[Data rows]
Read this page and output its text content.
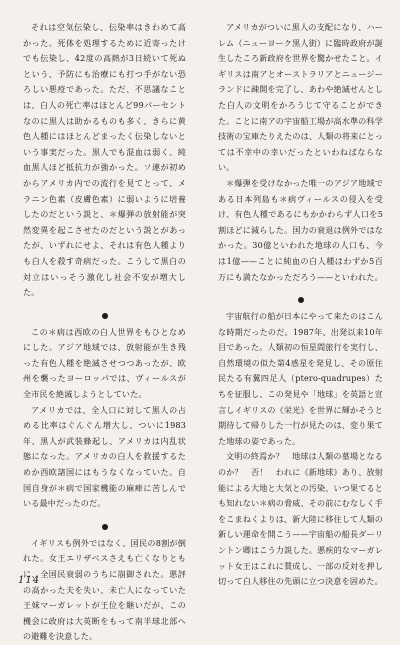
それは空気伝染し、伝染率はきわめて高かった。死体を処理するために近寄ったけでも伝染し、42度の高熱が3日続いて死ぬという、予防にも治療にも打つ手がない恐ろしい悪疫であった。ただ、不思議なことは、白人の死亡率はほとんど99パーセントなのに黒人は助かるものも多く、きらに黄色人種にはほとんどまったく伝染しないという事実だった。黒人でも混血は弱く、純血黒人ほど抵抗力が強かった。ソ連が初めからアメリカ内での流行を見てとって、メラニン色素（皮膚色素）に弱いように培養したのだという説と、＊爆弾の放射能が突然変異を起こさせたのだという説とがあったが、いずれにせよ、それは有色人種よりも白人を殺す奇病だった。こうして黒白の対立はいっそう激化し社会不安が増大した。

この＊病は西欧の白人世界をもひとなめにした。アジア地域では、放射能が生き残った有色人種を絶滅させつつあったが、欧州を襲ったヨーロッパでは、ヴィールスが全市民を絶滅しようとしていた。

アメリカでは、全人口に対して黒人の占める比率はぐんぐん増大し、ついに1983年、黒人が武装蜂起し、アメリカは内乱状態になった。アメリカの白人を救援するためか西欧諸国にはもうなくなっていた。自国自身が＊病で国家機能の麻痺に苦しんでいる最中だったのだ。

イギリスも例外ではなく、国民の8割が倒れた。女王エリザベスさえも亡くなりともに、全国民衰弱のうちに崩御された。悪評の高かった夫を失い、未亡人になっていた王妹マーガレットが王位を継いだが、この機会に政府は大英断をもって南半球北部への避難を決意した。

アメリカがついに黒人の支配になり、ハーレム（ニューヨーク黒人街）に臨時政府が誕生したころ新政府を世界を驚かせたこと。イギリスは南アとオーストラリアとニュージーランドに疎開を完了し、あわや絶滅せんとした白人の文明をかろうじて守ることができた。ことに南アの宇宙船工場が高水準の科学技術の宝庫たりえたのは、人類の将来にとっては不幸中の幸いだったといわねばならない。

＊爆弾を受けなかった唯一のアジア地域である日本列島も＊病ヴィールスの侵入を受け、有色人種であるにもかかわらず人口を5割ほどに減らした。国力の衰退は例外ではなかった。30億といわれた地球の人口も、今は1億——ことに純血の白人種はわずか5百万にも満たなかっただろう——といわれた。

宇宙航行の船が日本にやって来たのはこんな時期だったのだ。1987年、出発以来10年目であった。人類初の恒星間旅行を実行し、自然環境の似た第4惑星を発見し、その原住民たる有翼四足人（ptero-quadrupes）たちを征服し、この発見や「地球」を英語と宣言しイギリスの《栄光》を世界に輝かそうと期待して帰りした一行が見たのは、変り果てた地球の姿であった。

文明の終焉か？　地球は人類の墓場となるのか？　否！　われに《新地球》あり、放射能による大地と大気との汚染、いつ果てるとも知れない＊病の脅威、その前にむなしく手をこまねくよりは、新大陸に移住して人類の新しい運命を開こう——宇宙船の船長ダーリントン卿はこう力説した。悪疾的なマーガレット女王はこれに賛成し、一部の反対を押し切って白人移住の先頭に立つ決意を固めた。

114
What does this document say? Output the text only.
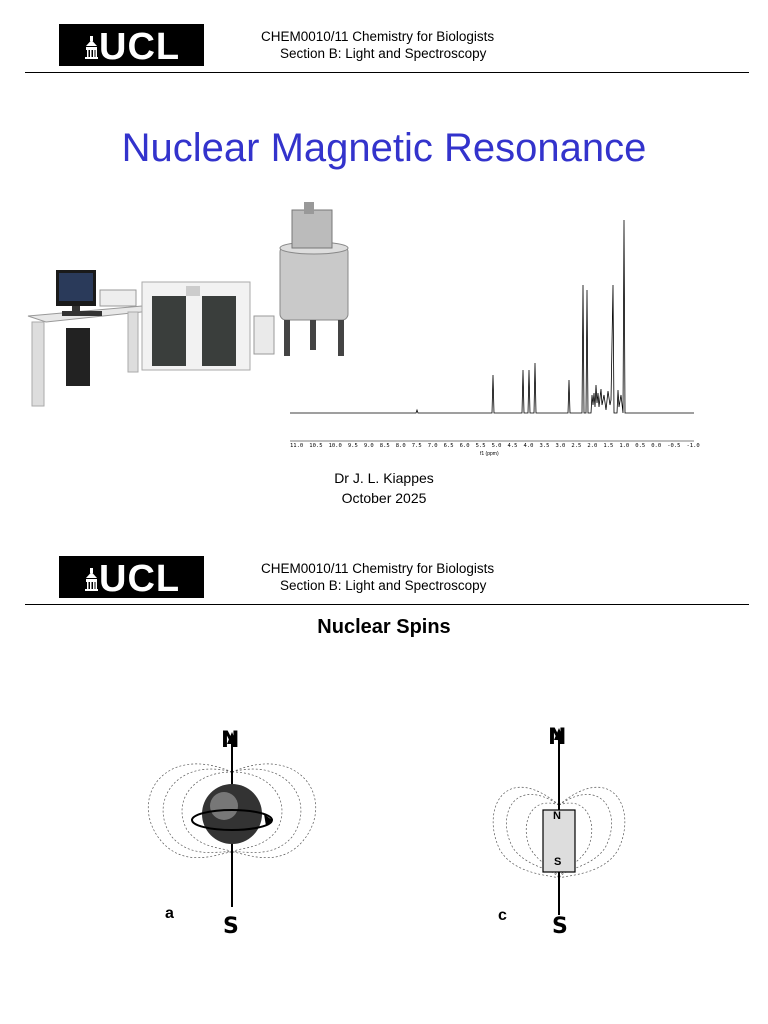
UCL	CHEM0010/11 Chemistry for Biologists
Section B: Light and Spectroscopy
Nuclear Magnetic Resonance
11.0 10.5 10.0 9.5 9.0 8.5 8.0 7.5 7.0 6.5 6.0 5.5 5.0 4.5 4.0 3.5 3.0 2.5 2.0 1.5 1.0 0.5 0.0 -0.5 -1.0
f1 (ppm)
Dr J. L. Kiappes
October 2025
UCL	CHEM0010/11 Chemistry for Biologists
Section B: Light and Spectroscopy
Nuclear Spins
N
S
a
N
S
N
S
c
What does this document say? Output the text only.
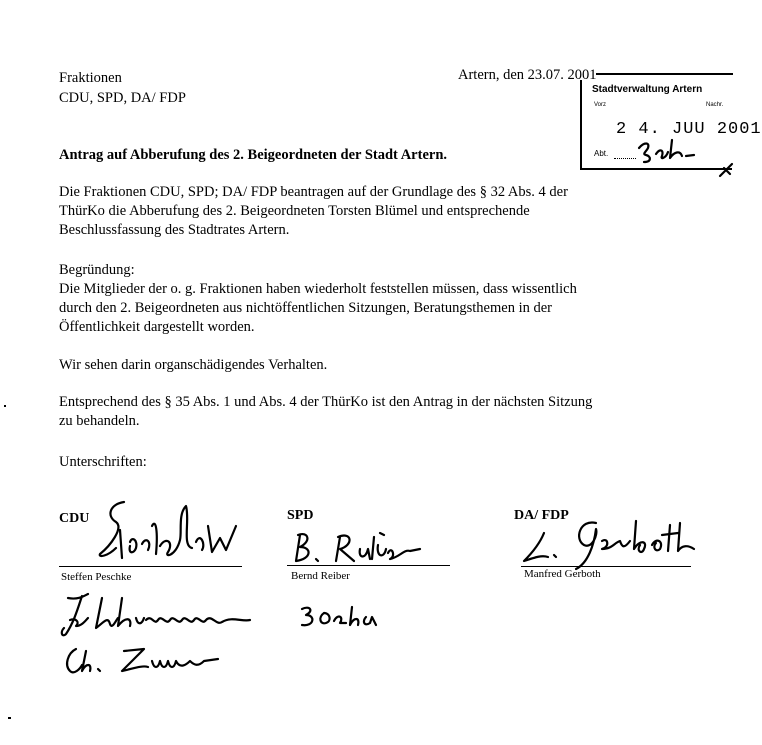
Fraktionen
CDU, SPD, DA/ FDP
Artern, den 23.07. 2001
Stadtverwaltung Artern
Vorz	Nachr.
2 4. JUU 2001
Abt.
Antrag auf Abberufung des 2. Beigeordneten der Stadt Artern.
Die Fraktionen CDU, SPD; DA/ FDP beantragen auf der Grundlage des § 32 Abs. 4 der
ThürKo die Abberufung des 2. Beigeordneten Torsten Blümel und entsprechende
Beschlussfassung des Stadtrates Artern.
Begründung:
Die Mitglieder der o. g. Fraktionen haben wiederholt feststellen müssen, dass wissentlich
durch den 2. Beigeordneten aus nichtöffentlichen Sitzungen, Beratungsthemen in der
Öffentlichkeit dargestellt worden.
Wir sehen darin organschädigendes Verhalten.
Entsprechend des § 35 Abs. 1 und Abs. 4 der ThürKo ist den Antrag in der nächsten Sitzung
zu behandeln.
Unterschriften:
CDU	SPD	DA/ FDP
Steffen Peschke	Bernd Reiber	Manfred Gerboth
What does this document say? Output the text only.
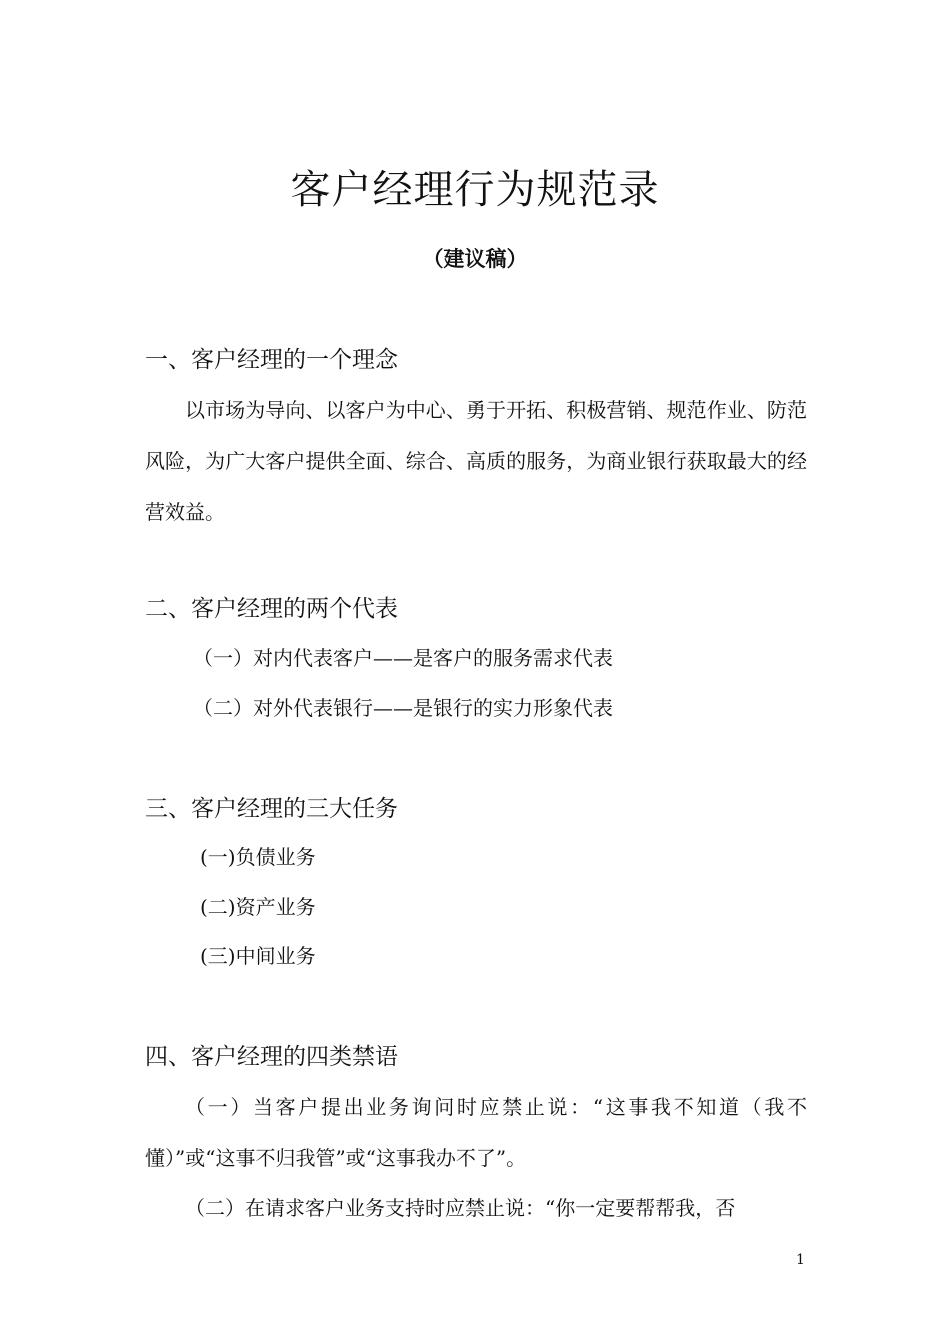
客户经理行为规范录
（建议稿）
一、客户经理的一个理念
以市场为导向、以客户为中心、勇于开拓、积极营销、规范作业、防范风险，为广大客户提供全面、综合、高质的服务，为商业银行获取最大的经营效益。
二、客户经理的两个代表
（一）对内代表客户——是客户的服务需求代表
（二）对外代表银行——是银行的实力形象代表
三、客户经理的三大任务
(一)负债业务
(二)资产业务
(三)中间业务
四、客户经理的四类禁语
（一）当客户提出业务询问时应禁止说：“这事我不知道（我不懂）”或“这事不归我管”或“这事我办不了”。
（二）在请求客户业务支持时应禁止说：“你一定要帮帮我，否
1
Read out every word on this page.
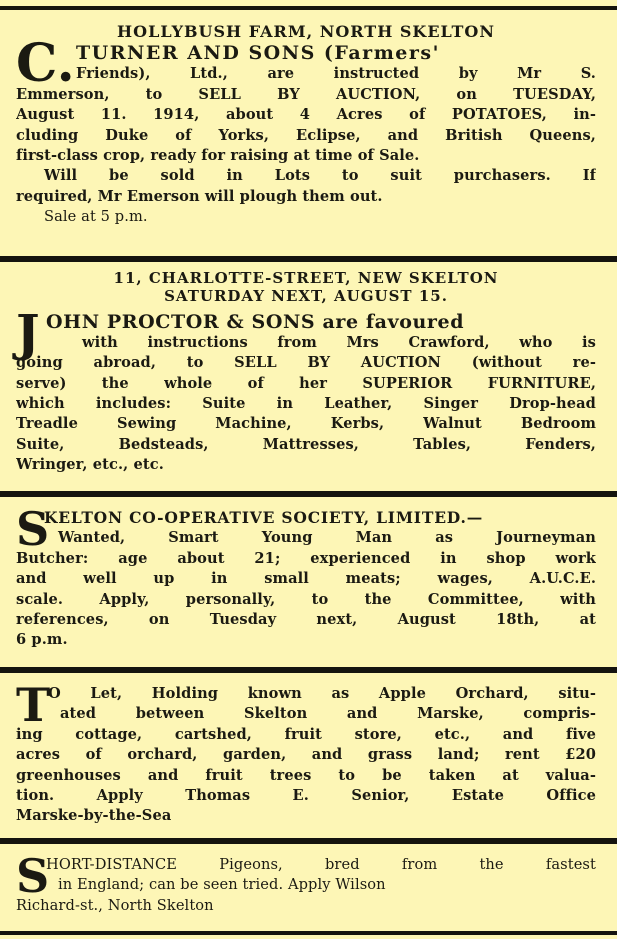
HOLLYBUSH FARM, NORTH SKELTON
C. TURNER AND SONS (Farmers'
Friends), Ltd., are instructed by Mr S.
Emmerson, to SELL BY AUCTION, on TUESDAY,
August 11. 1914, about 4 Acres of POTATOES, in-
cluding Duke of Yorks, Eclipse, and British Queens,
first-class crop, ready for raising at time of Sale.
Will be sold in Lots to suit purchasers. If
required, Mr Emerson will plough them out.
Sale at 5 p.m.
11, CHARLOTTE-STREET, NEW SKELTON
SATURDAY NEXT, AUGUST 15.
J OHN PROCTOR & SONS are favoured
with instructions from Mrs Crawford, who is
going abroad, to SELL BY AUCTION (without re-
serve) the whole of her SUPERIOR FURNITURE,
which includes: Suite in Leather, Singer Drop-head
Treadle Sewing Machine, Kerbs, Walnut Bedroom
Suite, Bedsteads, Mattresses, Tables, Fenders,
Wringer, etc., etc.
S
KELTON CO-OPERATIVE SOCIETY, LIMITED.—
Wanted, Smart Young Man as Journeyman
Butcher: age about 21; experienced in shop work
and well up in small meats; wages, A.U.C.E.
scale. Apply, personally, to the Committee, with
references, on Tuesday next, August 18th, at
6 p.m.
T
O Let, Holding known as Apple Orchard, situ-
ated between Skelton and Marske, compris-
ing cottage, cartshed, fruit store, etc., and five
acres of orchard, garden, and grass land; rent £20
greenhouses and fruit trees to be taken at valua-
tion. Apply Thomas E. Senior, Estate Office
Marske-by-the-Sea
S
HORT-DISTANCE Pigeons, bred from the fastest
in England; can be seen tried. Apply Wilson
Richard-st., North Skelton
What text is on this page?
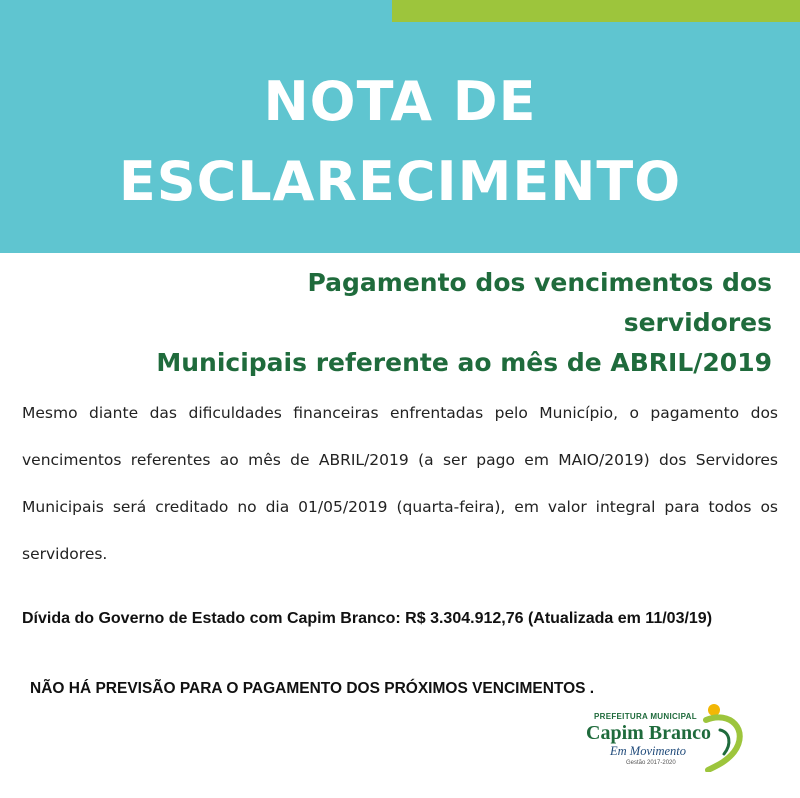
NOTA DE
ESCLARECIMENTO
Pagamento dos vencimentos dos servidores
Municipais referente ao mês de ABRIL/2019

Mesmo diante das dificuldades financeiras enfrentadas pelo Município, o pagamento dos vencimentos referentes ao mês de ABRIL/2019 (a ser pago em MAIO/2019) dos Servidores Municipais será creditado no dia 01/05/2019 (quarta-feira), em valor integral para todos os servidores.

Dívida do Governo de Estado com Capim Branco: R$ 3.304.912,76 (Atualizada em 11/03/19)

NÃO HÁ PREVISÃO PARA O PAGAMENTO DOS PRÓXIMOS VENCIMENTOS .

PREFEITURA MUNICIPAL
Capim Branco
Em Movimento
Gestão 2017-2020
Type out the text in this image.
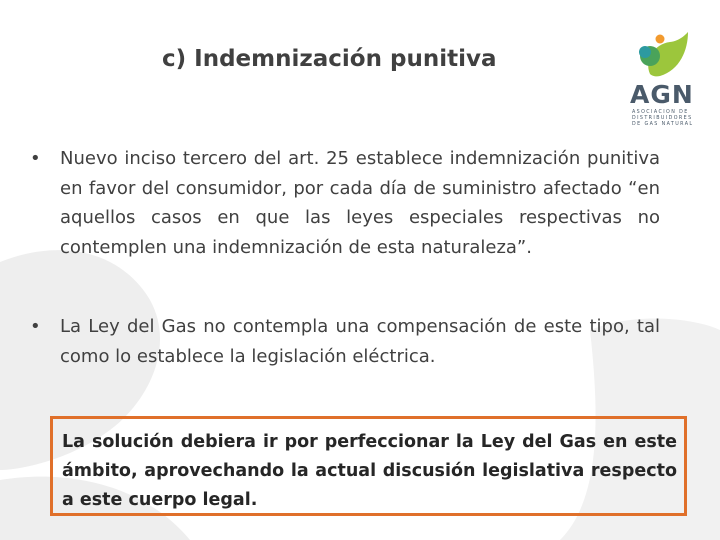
c) Indemnización punitiva
AGN
ASOCIACION DE DISTRIBUIDORES DE GAS NATURAL
•	Nuevo inciso tercero del art. 25 establece indemnización punitiva en favor del consumidor, por cada día de suministro afectado “en aquellos casos en que las leyes especiales respectivas no contemplen una indemnización de esta naturaleza”.
•	La Ley del Gas no contempla una compensación de este tipo, tal como lo establece la legislación eléctrica.

La solución debiera ir por perfeccionar la Ley del Gas en este ámbito, aprovechando la actual discusión legislativa respecto a este cuerpo legal.
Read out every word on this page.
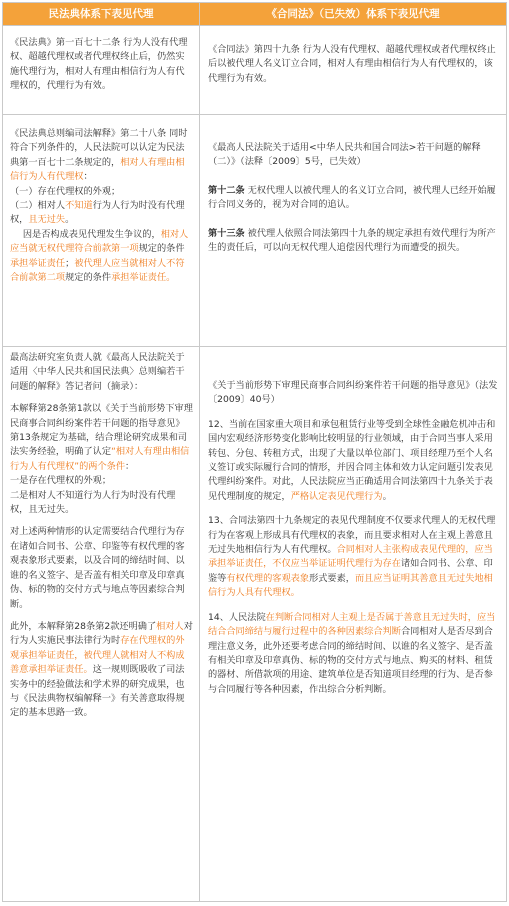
民法典体系下表见代理	《合同法》（已失效）体系下表见代理

《民法典》第一百七十二条 行为人没有代理权、超越代理权或者代理权终止后，仍然实施代理行为，相对人有理由相信行为人有代理权的，代理行为有效。

《合同法》第四十九条 行为人没有代理权、超越代理权或者代理权终止后以被代理人名义订立合同，相对人有理由相信行为人有代理权的，该代理行为有效。

《民法典总则编司法解释》第二十八条 同时符合下列条件的，人民法院可以认定为民法典第一百七十二条规定的，相对人有理由相信行为人有代理权：

（一）存在代理权的外观；

（二）相对人不知道行为人行为时没有代理权，且无过失。

因是否构成表见代理发生争议的，相对人应当就无权代理符合前款第一项规定的条件承担举证责任；被代理人应当就相对人不符合前款第二项规定的条件承担举证责任。

《最高人民法院关于适用<中华人民共和国合同法>若干问题的解释（二）》（法释〔2009〕5号，已失效）

第十二条 无权代理人以被代理人的名义订立合同，被代理人已经开始履行合同义务的，视为对合同的追认。

第十三条 被代理人依照合同法第四十九条的规定承担有效代理行为所产生的责任后，可以向无权代理人追偿因代理行为而遭受的损失。

最高法研究室负责人就《最高人民法院关于适用〈中华人民共和国民法典〉总则编若干问题的解释》答记者问（摘录）：

本解释第28条第1款以《关于当前形势下审理民商事合同纠纷案件若干问题的指导意见》第13条规定为基础，结合理论研究成果和司法实务经验，明确了认定“相对人有理由相信行为人有代理权”的两个条件：

一是存在代理权的外观；

二是相对人不知道行为人行为时没有代理权，且无过失。

对上述两种情形的认定需要结合代理行为存在诸如合同书、公章、印鉴等有权代理的客观表象形式要素，以及合同的缔结时间、以谁的名义签字、是否盖有相关印章及印章真伪、标的物的交付方式与地点等因素综合判断。

此外，本解释第28条第2款还明确了相对人对行为人实施民事法律行为时存在代理权的外观承担举证责任，被代理人就相对人不构成善意承担举证责任。这一规则既吸收了司法实务中的经验做法和学术界的研究成果，也与《民法典物权编解释一》有关善意取得规定的基本思路一致。

《关于当前形势下审理民商事合同纠纷案件若干问题的指导意见》（法发〔2009〕40号）

12、当前在国家重大项目和承包租赁行业等受到全球性金融危机冲击和国内宏观经济形势变化影响比较明显的行业领域，由于合同当事人采用转包、分包、转租方式，出现了大量以单位部门、项目经理乃至个人名义签订或实际履行合同的情形，并因合同主体和效力认定问题引发表见代理纠纷案件。对此，人民法院应当正确适用合同法第四十九条关于表见代理制度的规定，严格认定表见代理行为。

13、合同法第四十九条规定的表见代理制度不仅要求代理人的无权代理行为在客观上形成具有代理权的表象，而且要求相对人在主观上善意且无过失地相信行为人有代理权。合同相对人主张构成表见代理的，应当承担举证责任，不仅应当举证证明代理行为存在诸如合同书、公章、印鉴等有权代理的客观表象形式要素，而且应当证明其善意且无过失地相信行为人具有代理权。

14、人民法院在判断合同相对人主观上是否属于善意且无过失时，应当结合合同缔结与履行过程中的各种因素综合判断合同相对人是否尽到合理注意义务，此外还要考虑合同的缔结时间、以谁的名义签字、是否盖有相关印章及印章真伪、标的物的交付方式与地点、购买的材料、租赁的器材、所借款项的用途、建筑单位是否知道项目经理的行为、是否参与合同履行等各种因素，作出综合分析判断。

[What this task involves] Extract all lines from the data in which "Sale" is found.

[Completed exercise]
first-class crop, ready for raising at time of Sale.
Sale at 5 p.m.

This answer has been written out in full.